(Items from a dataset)

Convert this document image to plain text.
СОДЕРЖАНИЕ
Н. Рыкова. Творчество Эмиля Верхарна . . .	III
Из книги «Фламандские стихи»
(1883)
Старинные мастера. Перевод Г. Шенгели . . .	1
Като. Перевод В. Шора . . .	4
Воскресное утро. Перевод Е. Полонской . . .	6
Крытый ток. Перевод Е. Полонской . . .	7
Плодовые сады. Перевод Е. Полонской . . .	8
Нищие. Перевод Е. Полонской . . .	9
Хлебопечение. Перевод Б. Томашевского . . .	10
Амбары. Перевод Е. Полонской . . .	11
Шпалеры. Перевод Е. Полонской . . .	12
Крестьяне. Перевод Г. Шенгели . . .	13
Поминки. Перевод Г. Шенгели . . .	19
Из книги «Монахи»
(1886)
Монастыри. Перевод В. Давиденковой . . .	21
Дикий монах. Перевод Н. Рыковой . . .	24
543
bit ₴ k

**GOAL**
Locate the string "книги" in the listing above and copy every line where it occurs.

**TASK RESULT**
Из книги «Фламандские стихи»
Из книги «Монахи»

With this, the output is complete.